Written instruction:
Write out every line below that includes the word "this".

Entries supplied:
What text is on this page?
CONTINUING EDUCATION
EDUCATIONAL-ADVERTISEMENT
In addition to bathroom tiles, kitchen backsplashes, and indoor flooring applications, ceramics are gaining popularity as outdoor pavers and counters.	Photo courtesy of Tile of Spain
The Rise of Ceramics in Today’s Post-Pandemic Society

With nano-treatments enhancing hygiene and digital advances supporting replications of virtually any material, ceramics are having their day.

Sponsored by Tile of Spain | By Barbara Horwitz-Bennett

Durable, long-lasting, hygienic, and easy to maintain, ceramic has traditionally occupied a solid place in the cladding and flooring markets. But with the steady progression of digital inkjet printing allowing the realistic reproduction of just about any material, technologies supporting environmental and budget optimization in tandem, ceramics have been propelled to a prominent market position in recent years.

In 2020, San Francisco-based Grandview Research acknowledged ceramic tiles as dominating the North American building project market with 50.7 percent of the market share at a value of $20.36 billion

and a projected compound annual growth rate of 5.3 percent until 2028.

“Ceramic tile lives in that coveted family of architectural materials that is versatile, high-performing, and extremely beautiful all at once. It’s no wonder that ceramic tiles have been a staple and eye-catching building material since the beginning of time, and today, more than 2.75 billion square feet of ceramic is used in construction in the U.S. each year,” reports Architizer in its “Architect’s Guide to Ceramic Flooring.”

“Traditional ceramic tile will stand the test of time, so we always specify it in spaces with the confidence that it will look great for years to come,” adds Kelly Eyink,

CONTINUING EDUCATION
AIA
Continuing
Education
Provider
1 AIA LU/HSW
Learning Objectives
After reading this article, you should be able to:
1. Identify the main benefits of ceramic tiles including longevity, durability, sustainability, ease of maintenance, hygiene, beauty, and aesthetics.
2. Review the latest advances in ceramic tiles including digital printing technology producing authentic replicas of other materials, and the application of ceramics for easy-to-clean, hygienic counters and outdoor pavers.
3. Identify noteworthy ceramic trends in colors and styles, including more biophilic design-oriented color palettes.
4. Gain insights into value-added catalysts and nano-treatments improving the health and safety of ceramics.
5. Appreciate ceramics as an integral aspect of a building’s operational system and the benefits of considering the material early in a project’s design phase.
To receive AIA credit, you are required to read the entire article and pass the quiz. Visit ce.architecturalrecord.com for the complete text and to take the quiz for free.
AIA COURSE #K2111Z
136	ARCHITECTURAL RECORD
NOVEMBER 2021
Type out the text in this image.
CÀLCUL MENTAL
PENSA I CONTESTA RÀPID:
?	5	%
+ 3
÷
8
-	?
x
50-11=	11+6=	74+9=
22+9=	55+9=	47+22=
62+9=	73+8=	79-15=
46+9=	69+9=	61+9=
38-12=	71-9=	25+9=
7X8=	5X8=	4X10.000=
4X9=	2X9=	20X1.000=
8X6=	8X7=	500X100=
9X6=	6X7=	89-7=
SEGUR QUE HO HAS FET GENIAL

Complete output:
What text is on this page?
After reading this article, you should be able to:
Type out the text in this image.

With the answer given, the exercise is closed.